- _RECORDS PROVIDED_:
-----

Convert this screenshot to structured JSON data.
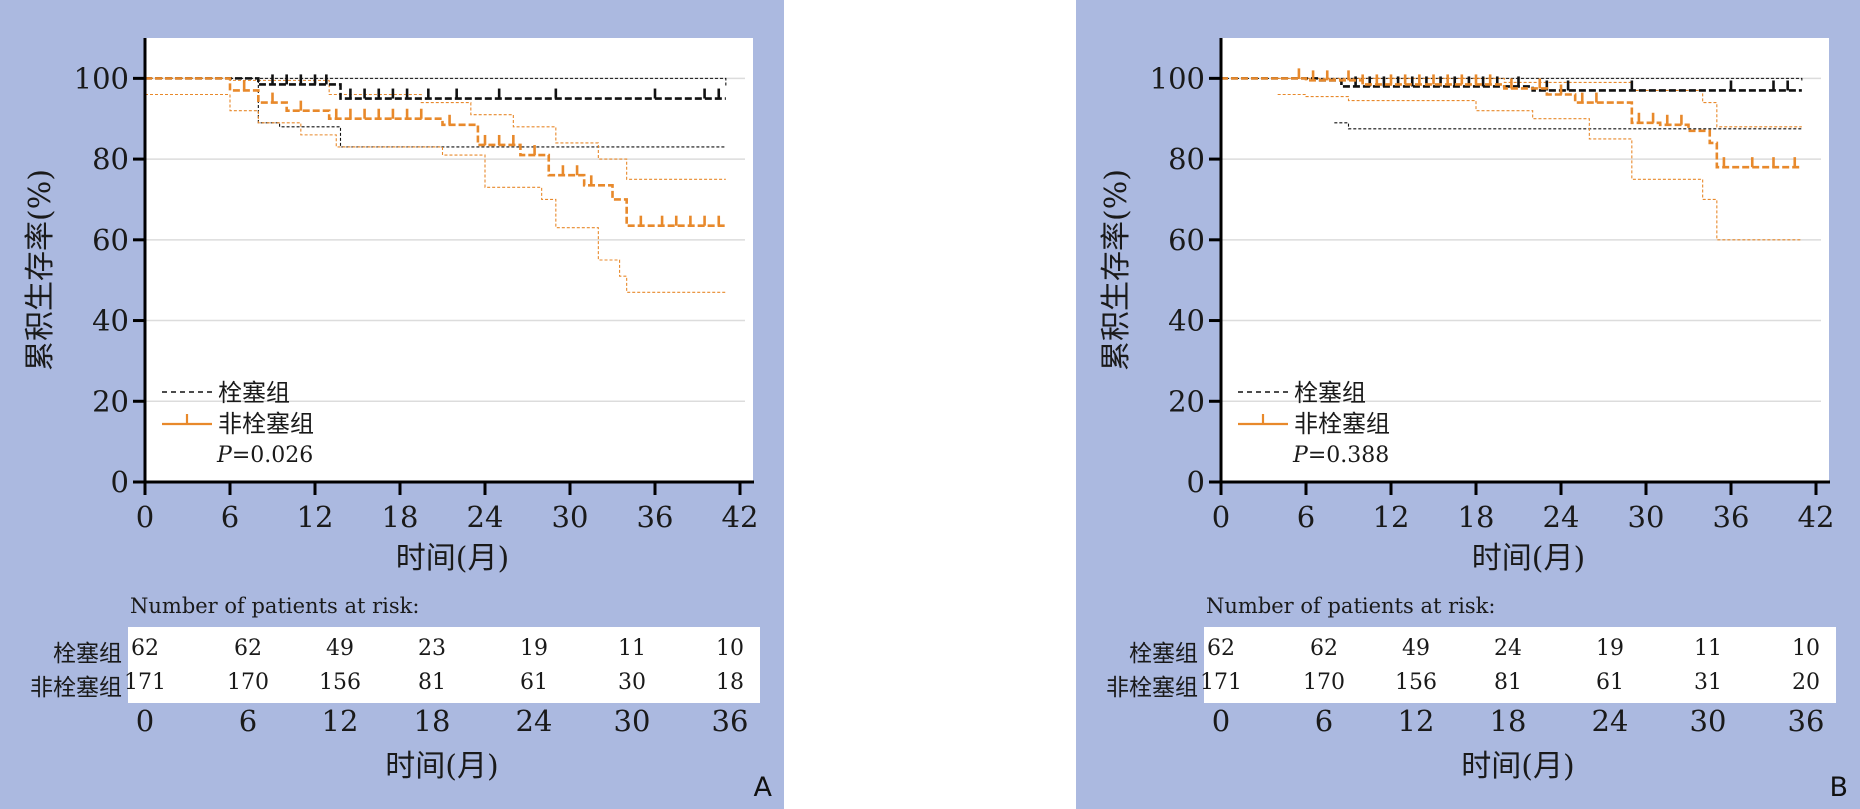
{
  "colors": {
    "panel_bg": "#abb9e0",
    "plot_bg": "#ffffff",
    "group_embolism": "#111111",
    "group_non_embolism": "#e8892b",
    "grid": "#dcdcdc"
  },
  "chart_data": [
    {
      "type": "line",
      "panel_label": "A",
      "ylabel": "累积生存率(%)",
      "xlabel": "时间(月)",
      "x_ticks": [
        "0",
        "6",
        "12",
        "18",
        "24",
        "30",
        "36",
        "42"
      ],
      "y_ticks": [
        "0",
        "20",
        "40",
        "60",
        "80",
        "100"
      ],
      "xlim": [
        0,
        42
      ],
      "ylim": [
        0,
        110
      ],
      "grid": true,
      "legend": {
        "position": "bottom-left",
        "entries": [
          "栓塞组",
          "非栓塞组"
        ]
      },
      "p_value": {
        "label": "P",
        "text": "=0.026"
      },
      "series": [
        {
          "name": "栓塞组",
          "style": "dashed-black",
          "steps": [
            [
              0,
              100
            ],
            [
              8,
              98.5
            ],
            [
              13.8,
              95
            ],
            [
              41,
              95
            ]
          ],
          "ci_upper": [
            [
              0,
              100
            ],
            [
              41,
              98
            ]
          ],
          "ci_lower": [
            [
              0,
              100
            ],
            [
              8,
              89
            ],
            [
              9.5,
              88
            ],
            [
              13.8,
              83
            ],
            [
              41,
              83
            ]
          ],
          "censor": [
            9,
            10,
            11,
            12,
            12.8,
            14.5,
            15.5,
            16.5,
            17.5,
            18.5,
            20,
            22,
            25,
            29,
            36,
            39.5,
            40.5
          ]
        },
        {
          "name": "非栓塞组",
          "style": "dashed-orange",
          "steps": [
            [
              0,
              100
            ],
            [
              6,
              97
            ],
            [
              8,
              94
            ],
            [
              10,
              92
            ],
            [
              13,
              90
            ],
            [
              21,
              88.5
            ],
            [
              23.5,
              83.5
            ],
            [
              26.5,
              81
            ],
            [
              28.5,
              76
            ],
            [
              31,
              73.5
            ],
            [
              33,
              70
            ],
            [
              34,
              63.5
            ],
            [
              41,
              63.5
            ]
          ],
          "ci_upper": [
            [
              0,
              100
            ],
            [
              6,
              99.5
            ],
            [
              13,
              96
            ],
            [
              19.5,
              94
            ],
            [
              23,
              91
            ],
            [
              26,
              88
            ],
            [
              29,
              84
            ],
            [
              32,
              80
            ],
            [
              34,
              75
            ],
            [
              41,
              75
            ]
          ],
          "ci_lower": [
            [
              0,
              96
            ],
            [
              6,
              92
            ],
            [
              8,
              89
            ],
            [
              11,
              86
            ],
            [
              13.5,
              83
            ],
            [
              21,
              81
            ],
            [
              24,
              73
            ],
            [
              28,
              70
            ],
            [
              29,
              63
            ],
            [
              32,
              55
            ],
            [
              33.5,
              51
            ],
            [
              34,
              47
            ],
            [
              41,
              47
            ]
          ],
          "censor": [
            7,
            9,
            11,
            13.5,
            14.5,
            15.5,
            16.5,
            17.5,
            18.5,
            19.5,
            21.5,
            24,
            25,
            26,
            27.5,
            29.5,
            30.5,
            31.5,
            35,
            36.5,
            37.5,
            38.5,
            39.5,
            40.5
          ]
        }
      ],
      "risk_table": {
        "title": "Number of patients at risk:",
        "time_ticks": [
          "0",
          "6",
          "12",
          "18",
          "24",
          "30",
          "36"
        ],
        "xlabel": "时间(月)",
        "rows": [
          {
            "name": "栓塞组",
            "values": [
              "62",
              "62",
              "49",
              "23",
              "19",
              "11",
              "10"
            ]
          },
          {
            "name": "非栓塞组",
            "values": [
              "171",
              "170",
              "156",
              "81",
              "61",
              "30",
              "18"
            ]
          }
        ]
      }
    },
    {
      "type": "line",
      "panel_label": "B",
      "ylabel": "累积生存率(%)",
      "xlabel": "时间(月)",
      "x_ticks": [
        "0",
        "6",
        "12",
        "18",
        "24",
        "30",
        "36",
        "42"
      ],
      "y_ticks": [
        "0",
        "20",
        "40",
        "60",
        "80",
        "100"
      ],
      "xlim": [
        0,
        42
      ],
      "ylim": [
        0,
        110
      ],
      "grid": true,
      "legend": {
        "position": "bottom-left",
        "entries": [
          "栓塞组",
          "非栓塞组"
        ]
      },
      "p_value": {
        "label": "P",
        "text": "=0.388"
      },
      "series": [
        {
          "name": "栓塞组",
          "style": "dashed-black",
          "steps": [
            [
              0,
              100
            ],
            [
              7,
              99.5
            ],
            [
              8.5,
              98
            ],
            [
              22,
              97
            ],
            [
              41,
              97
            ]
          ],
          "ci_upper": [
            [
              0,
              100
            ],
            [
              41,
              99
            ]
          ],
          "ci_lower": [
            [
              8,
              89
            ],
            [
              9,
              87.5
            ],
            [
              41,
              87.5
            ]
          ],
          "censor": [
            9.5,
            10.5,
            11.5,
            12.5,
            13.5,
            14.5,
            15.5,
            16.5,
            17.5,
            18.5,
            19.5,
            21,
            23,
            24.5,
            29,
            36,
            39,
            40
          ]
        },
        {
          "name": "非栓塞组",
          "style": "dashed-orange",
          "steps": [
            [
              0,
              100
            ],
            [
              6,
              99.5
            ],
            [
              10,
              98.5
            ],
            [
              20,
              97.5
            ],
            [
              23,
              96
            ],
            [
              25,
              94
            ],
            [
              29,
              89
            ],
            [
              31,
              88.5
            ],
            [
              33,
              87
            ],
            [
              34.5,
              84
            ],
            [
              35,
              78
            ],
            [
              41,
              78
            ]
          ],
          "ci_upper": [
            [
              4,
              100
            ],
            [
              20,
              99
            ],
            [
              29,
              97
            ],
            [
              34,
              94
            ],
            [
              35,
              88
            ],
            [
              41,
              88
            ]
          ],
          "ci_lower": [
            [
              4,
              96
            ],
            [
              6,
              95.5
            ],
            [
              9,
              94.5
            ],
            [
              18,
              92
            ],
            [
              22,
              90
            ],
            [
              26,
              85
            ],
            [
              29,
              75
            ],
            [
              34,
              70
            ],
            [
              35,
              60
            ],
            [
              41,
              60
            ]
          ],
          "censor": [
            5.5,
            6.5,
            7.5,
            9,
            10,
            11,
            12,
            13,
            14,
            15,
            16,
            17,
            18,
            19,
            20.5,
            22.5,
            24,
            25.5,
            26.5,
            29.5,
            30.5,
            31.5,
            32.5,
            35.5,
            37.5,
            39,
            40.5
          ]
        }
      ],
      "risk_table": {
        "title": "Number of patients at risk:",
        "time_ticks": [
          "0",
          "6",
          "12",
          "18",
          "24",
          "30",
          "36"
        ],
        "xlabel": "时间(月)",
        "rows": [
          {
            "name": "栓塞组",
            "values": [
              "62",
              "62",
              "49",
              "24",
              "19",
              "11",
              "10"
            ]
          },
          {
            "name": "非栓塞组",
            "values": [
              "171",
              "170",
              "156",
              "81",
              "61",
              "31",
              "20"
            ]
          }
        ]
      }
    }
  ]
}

-----

- _EXERCISE OBJECTIVE_:
Every record above should be written out again exactly; the pictures stay out of the copy.

- _WRITTEN RESPONSE_:
Convert this screenshot to structured JSON data.
{
  "colors": {
    "panel_bg": "#abb9e0",
    "plot_bg": "#ffffff",
    "group_embolism": "#111111",
    "group_non_embolism": "#e8892b",
    "grid": "#dcdcdc"
  },
  "chart_data": [
    {
      "type": "line",
      "panel_label": "A",
      "ylabel": "累积生存率(%)",
      "xlabel": "时间(月)",
      "x_ticks": [
        "0",
        "6",
        "12",
        "18",
        "24",
        "30",
        "36",
        "42"
      ],
      "y_ticks": [
        "0",
        "20",
        "40",
        "60",
        "80",
        "100"
      ],
      "xlim": [
        0,
        42
      ],
      "ylim": [
        0,
        110
      ],
      "grid": true,
      "legend": {
        "position": "bottom-left",
        "entries": [
          "栓塞组",
          "非栓塞组"
        ]
      },
      "p_value": {
        "label": "P",
        "text": "=0.026"
      },
      "series": [
        {
          "name": "栓塞组",
          "style": "dashed-black",
          "steps": [
            [
              0,
              100
            ],
            [
              8,
              98.5
            ],
            [
              13.8,
              95
            ],
            [
              41,
              95
            ]
          ],
          "ci_upper": [
            [
              0,
              100
            ],
            [
              41,
              98
            ]
          ],
          "ci_lower": [
            [
              0,
              100
            ],
            [
              8,
              89
            ],
            [
              9.5,
              88
            ],
            [
              13.8,
              83
            ],
            [
              41,
              83
            ]
          ],
          "censor": [
            9,
            10,
            11,
            12,
            12.8,
            14.5,
            15.5,
            16.5,
            17.5,
            18.5,
            20,
            22,
            25,
            29,
            36,
            39.5,
            40.5
          ]
        },
        {
          "name": "非栓塞组",
          "style": "dashed-orange",
          "steps": [
            [
              0,
              100
            ],
            [
              6,
              97
            ],
            [
              8,
              94
            ],
            [
              10,
              92
            ],
            [
              13,
              90
            ],
            [
              21,
              88.5
            ],
            [
              23.5,
              83.5
            ],
            [
              26.5,
              81
            ],
            [
              28.5,
              76
            ],
            [
              31,
              73.5
            ],
            [
              33,
              70
            ],
            [
              34,
              63.5
            ],
            [
              41,
              63.5
            ]
          ],
          "ci_upper": [
            [
              0,
              100
            ],
            [
              6,
              99.5
            ],
            [
              13,
              96
            ],
            [
              19.5,
              94
            ],
            [
              23,
              91
            ],
            [
              26,
              88
            ],
            [
              29,
              84
            ],
            [
              32,
              80
            ],
            [
              34,
              75
            ],
            [
              41,
              75
            ]
          ],
          "ci_lower": [
            [
              0,
              96
            ],
            [
              6,
              92
            ],
            [
              8,
              89
            ],
            [
              11,
              86
            ],
            [
              13.5,
              83
            ],
            [
              21,
              81
            ],
            [
              24,
              73
            ],
            [
              28,
              70
            ],
            [
              29,
              63
            ],
            [
              32,
              55
            ],
            [
              33.5,
              51
            ],
            [
              34,
              47
            ],
            [
              41,
              47
            ]
          ],
          "censor": [
            7,
            9,
            11,
            13.5,
            14.5,
            15.5,
            16.5,
            17.5,
            18.5,
            19.5,
            21.5,
            24,
            25,
            26,
            27.5,
            29.5,
            30.5,
            31.5,
            35,
            36.5,
            37.5,
            38.5,
            39.5,
            40.5
          ]
        }
      ],
      "risk_table": {
        "title": "Number of patients at risk:",
        "time_ticks": [
          "0",
          "6",
          "12",
          "18",
          "24",
          "30",
          "36"
        ],
        "xlabel": "时间(月)",
        "rows": [
          {
            "name": "栓塞组",
            "values": [
              "62",
              "62",
              "49",
              "23",
              "19",
              "11",
              "10"
            ]
          },
          {
            "name": "非栓塞组",
            "values": [
              "171",
              "170",
              "156",
              "81",
              "61",
              "30",
              "18"
            ]
          }
        ]
      }
    },
    {
      "type": "line",
      "panel_label": "B",
      "ylabel": "累积生存率(%)",
      "xlabel": "时间(月)",
      "x_ticks": [
        "0",
        "6",
        "12",
        "18",
        "24",
        "30",
        "36",
        "42"
      ],
      "y_ticks": [
        "0",
        "20",
        "40",
        "60",
        "80",
        "100"
      ],
      "xlim": [
        0,
        42
      ],
      "ylim": [
        0,
        110
      ],
      "grid": true,
      "legend": {
        "position": "bottom-left",
        "entries": [
          "栓塞组",
          "非栓塞组"
        ]
      },
      "p_value": {
        "label": "P",
        "text": "=0.388"
      },
      "series": [
        {
          "name": "栓塞组",
          "style": "dashed-black",
          "steps": [
            [
              0,
              100
            ],
            [
              7,
              99.5
            ],
            [
              8.5,
              98
            ],
            [
              22,
              97
            ],
            [
              41,
              97
            ]
          ],
          "ci_upper": [
            [
              0,
              100
            ],
            [
              41,
              99
            ]
          ],
          "ci_lower": [
            [
              8,
              89
            ],
            [
              9,
              87.5
            ],
            [
              41,
              87.5
            ]
          ],
          "censor": [
            9.5,
            10.5,
            11.5,
            12.5,
            13.5,
            14.5,
            15.5,
            16.5,
            17.5,
            18.5,
            19.5,
            21,
            23,
            24.5,
            29,
            36,
            39,
            40
          ]
        },
        {
          "name": "非栓塞组",
          "style": "dashed-orange",
          "steps": [
            [
              0,
              100
            ],
            [
              6,
              99.5
            ],
            [
              10,
              98.5
            ],
            [
              20,
              97.5
            ],
            [
              23,
              96
            ],
            [
              25,
              94
            ],
            [
              29,
              89
            ],
            [
              31,
              88.5
            ],
            [
              33,
              87
            ],
            [
              34.5,
              84
            ],
            [
              35,
              78
            ],
            [
              41,
              78
            ]
          ],
          "ci_upper": [
            [
              4,
              100
            ],
            [
              20,
              99
            ],
            [
              29,
              97
            ],
            [
              34,
              94
            ],
            [
              35,
              88
            ],
            [
              41,
              88
            ]
          ],
          "ci_lower": [
            [
              4,
              96
            ],
            [
              6,
              95.5
            ],
            [
              9,
              94.5
            ],
            [
              18,
              92
            ],
            [
              22,
              90
            ],
            [
              26,
              85
            ],
            [
              29,
              75
            ],
            [
              34,
              70
            ],
            [
              35,
              60
            ],
            [
              41,
              60
            ]
          ],
          "censor": [
            5.5,
            6.5,
            7.5,
            9,
            10,
            11,
            12,
            13,
            14,
            15,
            16,
            17,
            18,
            19,
            20.5,
            22.5,
            24,
            25.5,
            26.5,
            29.5,
            30.5,
            31.5,
            32.5,
            35.5,
            37.5,
            39,
            40.5
          ]
        }
      ],
      "risk_table": {
        "title": "Number of patients at risk:",
        "time_ticks": [
          "0",
          "6",
          "12",
          "18",
          "24",
          "30",
          "36"
        ],
        "xlabel": "时间(月)",
        "rows": [
          {
            "name": "栓塞组",
            "values": [
              "62",
              "62",
              "49",
              "24",
              "19",
              "11",
              "10"
            ]
          },
          {
            "name": "非栓塞组",
            "values": [
              "171",
              "170",
              "156",
              "81",
              "61",
              "31",
              "20"
            ]
          }
        ]
      }
    }
  ]
}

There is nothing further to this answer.